* _Description of the task_
Find the lines that contain the word "Exposure" and copy each one.

* _Given data_
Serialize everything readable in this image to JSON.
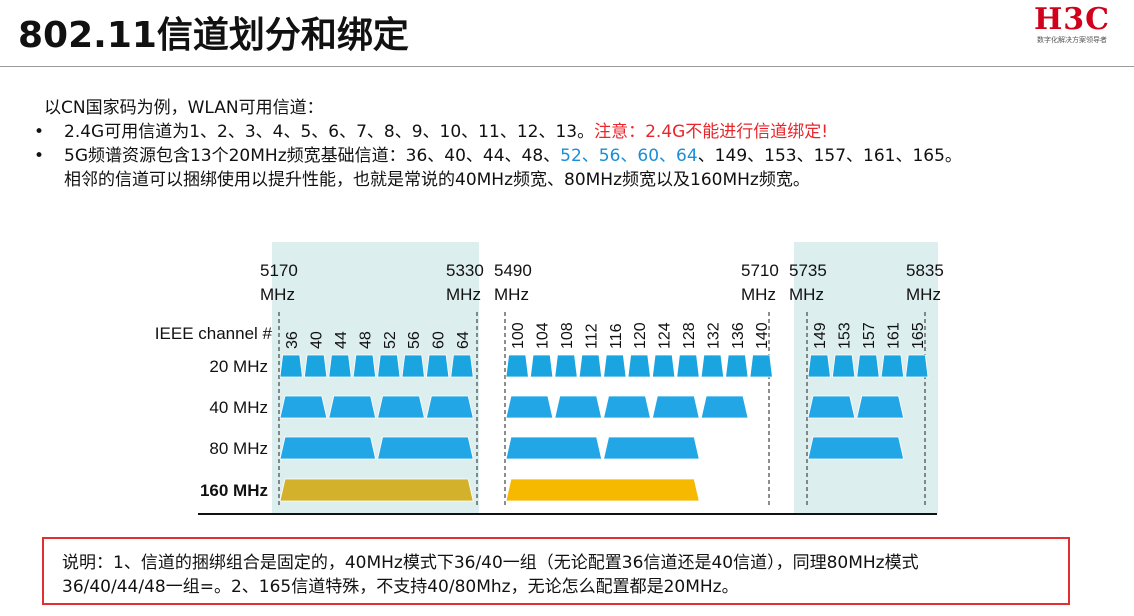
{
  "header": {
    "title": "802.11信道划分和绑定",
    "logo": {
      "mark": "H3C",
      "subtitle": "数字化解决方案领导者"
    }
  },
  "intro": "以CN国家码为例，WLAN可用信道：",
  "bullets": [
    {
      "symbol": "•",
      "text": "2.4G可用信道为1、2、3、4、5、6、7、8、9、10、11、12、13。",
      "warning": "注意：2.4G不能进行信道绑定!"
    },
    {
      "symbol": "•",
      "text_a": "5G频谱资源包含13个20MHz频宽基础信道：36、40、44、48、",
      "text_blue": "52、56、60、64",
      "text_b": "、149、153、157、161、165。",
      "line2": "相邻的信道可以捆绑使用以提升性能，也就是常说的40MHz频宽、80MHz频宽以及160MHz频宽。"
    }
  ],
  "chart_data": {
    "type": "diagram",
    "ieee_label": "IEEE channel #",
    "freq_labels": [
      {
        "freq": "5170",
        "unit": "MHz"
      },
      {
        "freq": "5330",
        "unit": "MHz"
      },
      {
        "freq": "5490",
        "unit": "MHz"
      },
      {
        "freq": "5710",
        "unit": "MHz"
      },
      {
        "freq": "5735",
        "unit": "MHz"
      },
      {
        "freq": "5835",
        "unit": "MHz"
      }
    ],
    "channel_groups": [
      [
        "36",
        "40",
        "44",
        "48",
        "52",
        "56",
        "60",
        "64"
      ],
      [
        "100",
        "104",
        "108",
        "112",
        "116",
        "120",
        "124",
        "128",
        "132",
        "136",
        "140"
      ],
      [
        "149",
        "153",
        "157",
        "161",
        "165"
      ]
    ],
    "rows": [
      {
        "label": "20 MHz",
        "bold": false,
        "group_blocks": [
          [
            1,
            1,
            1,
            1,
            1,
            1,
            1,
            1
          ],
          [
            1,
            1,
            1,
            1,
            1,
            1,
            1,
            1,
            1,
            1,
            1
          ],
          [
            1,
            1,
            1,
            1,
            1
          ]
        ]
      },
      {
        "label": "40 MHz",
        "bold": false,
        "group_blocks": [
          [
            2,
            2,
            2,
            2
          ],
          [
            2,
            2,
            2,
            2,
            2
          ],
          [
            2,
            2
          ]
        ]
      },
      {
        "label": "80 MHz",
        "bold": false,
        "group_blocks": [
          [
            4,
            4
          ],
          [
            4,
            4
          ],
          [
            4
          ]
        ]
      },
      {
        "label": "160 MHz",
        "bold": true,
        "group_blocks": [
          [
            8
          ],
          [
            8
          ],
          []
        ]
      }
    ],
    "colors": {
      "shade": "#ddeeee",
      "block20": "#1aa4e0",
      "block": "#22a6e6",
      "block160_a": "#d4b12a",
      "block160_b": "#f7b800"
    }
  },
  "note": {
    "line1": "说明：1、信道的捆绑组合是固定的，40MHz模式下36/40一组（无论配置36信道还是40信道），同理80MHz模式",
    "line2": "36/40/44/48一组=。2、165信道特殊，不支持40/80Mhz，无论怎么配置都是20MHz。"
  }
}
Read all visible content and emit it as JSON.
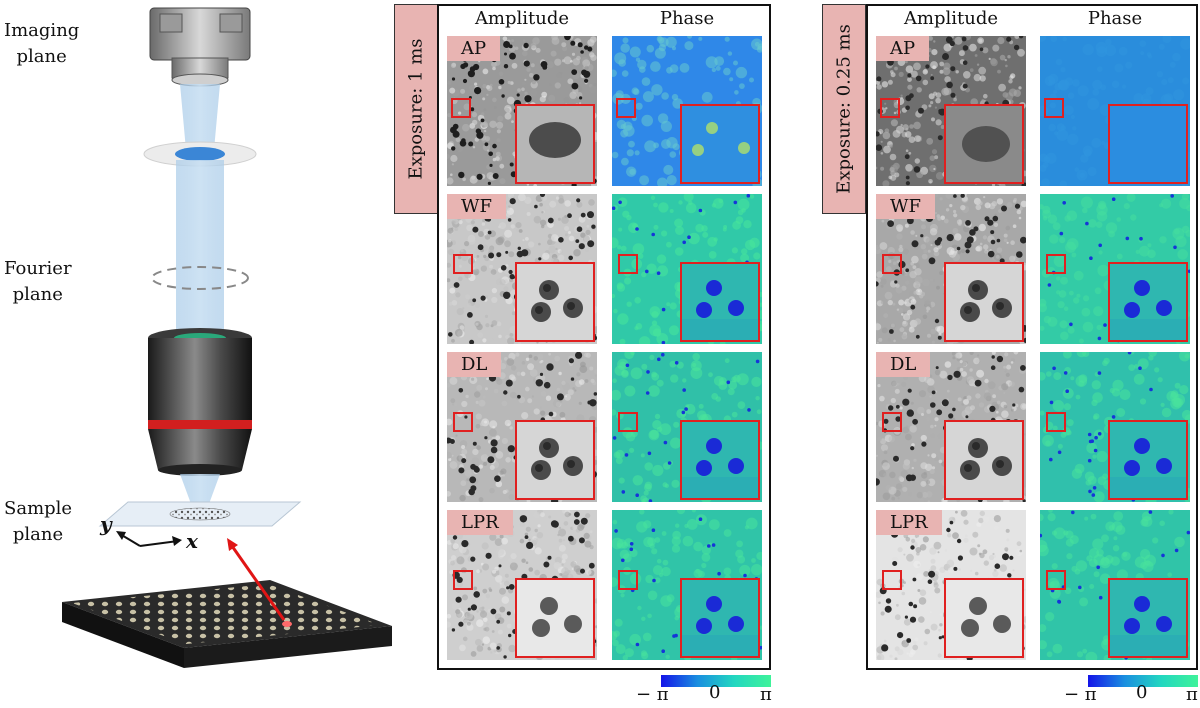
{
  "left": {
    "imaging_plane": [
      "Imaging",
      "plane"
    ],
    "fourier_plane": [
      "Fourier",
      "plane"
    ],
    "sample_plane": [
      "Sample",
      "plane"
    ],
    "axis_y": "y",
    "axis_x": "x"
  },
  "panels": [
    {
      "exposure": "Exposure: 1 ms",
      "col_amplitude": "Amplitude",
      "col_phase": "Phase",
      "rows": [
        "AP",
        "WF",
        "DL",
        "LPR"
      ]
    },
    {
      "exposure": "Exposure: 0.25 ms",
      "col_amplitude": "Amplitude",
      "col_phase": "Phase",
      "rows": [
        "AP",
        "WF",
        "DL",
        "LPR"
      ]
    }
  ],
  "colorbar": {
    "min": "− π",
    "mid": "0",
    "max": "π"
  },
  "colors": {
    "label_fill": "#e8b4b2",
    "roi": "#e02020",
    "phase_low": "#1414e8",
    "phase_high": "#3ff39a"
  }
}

* _Full answer_
      "exposure": "Exposure: 1 ms",
      "exposure": "Exposure: 0.25 ms",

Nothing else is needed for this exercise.